↓↓↓

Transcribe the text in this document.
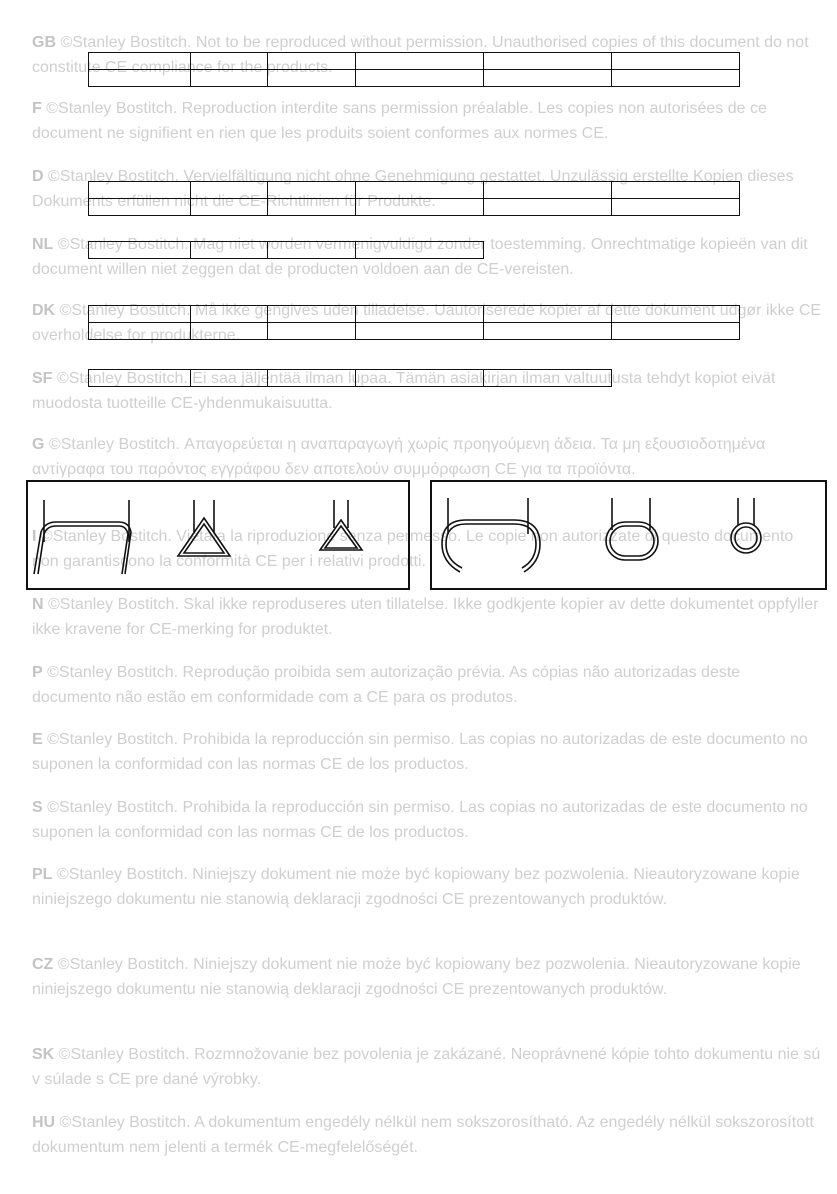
GB ©Stanley Bostitch. Not to be reproduced without permission. Unauthorised copies of this document do not constitute CE compliance for the products.
F ©Stanley Bostitch. Reproduction interdite sans permission préalable. Les copies non autorisées de ce document ne signifient en rien que les produits soient conformes aux normes CE.
D ©Stanley Bostitch. Vervielfältigung nicht ohne Genehmigung gestattet. Unzulässig erstellte Kopien dieses Dokuments erfüllen nicht die CE-Richtlinien für Produkte.
NL ©Stanley Bostitch. Mag niet worden vermenigvuldigd zonder toestemming. Onrechtmatige kopieën van dit document willen niet zeggen dat de producten voldoen aan de CE-vereisten.
DK ©Stanley Bostitch. Må ikke gengives uden tilladelse. Uautoriserede kopier af dette dokument udgør ikke CE overholdelse for produkterne.
SF ©Stanley Bostitch. Ei saa jäljentää ilman lupaa. Tämän asiakirjan ilman valtuutusta tehdyt kopiot eivät muodosta tuotteille CE-yhdenmukaisuutta.
G ©Stanley Bostitch. Απαγορεύεται η αναπαραγωγή χωρίς προηγούμενη άδεια. Τα μη εξουσιοδοτημένα αντίγραφα του παρόντος εγγράφου δεν αποτελούν συμμόρφωση CE για τα προϊόντα.
I ©Stanley Bostitch. Vietata la riproduzione senza permesso. Le copie non autorizzate di questo documento non garantiscono la conformità CE per i relativi prodotti.
N ©Stanley Bostitch. Skal ikke reproduseres uten tillatelse. Ikke godkjente kopier av dette dokumentet oppfyller ikke kravene for CE-merking for produktet.
P ©Stanley Bostitch. Reprodução proibida sem autorização prévia. As cópias não autorizadas deste documento não estão em conformidade com a CE para os produtos.
E ©Stanley Bostitch. Prohibida la reproducción sin permiso. Las copias no autorizadas de este documento no suponen la conformidad con las normas CE de los productos.
S ©Stanley Bostitch. Prohibida la reproducción sin permiso. Las copias no autorizadas de este documento no suponen la conformidad con las normas CE de los productos.
PL ©Stanley Bostitch. Niniejszy dokument nie może być kopiowany bez pozwolenia. Nieautoryzowane kopie niniejszego dokumentu nie stanowią deklaracji zgodności CE prezentowanych produktów.
CZ ©Stanley Bostitch. Niniejszy dokument nie może być kopiowany bez pozwolenia. Nieautoryzowane kopie niniejszego dokumentu nie stanowią deklaracji zgodności CE prezentowanych produktów.
SK ©Stanley Bostitch. Rozmnožovanie bez povolenia je zakázané. Neoprávnené kópie tohto dokumentu nie sú v súlade s CE pre dané výrobky.
HU ©Stanley Bostitch. A dokumentum engedély nélkül nem sokszorosítható. Az engedély nélkül sokszorosított dokumentum nem jelenti a termék CE-megfelelőségét.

↑↑↑

- Given request: Find the word "deklaracji" in the entries, and copy every line it shows up in.

- Solution for this exercise:
PL ©Stanley Bostitch. Niniejszy dokument nie może być kopiowany bez pozwolenia. Nieautoryzowane kopie niniejszego dokumentu nie stanowią deklaracji zgodności CE prezentowanych produktów.
CZ ©Stanley Bostitch. Niniejszy dokument nie może być kopiowany bez pozwolenia. Nieautoryzowane kopie niniejszego dokumentu nie stanowią deklaracji zgodności CE prezentowanych produktów.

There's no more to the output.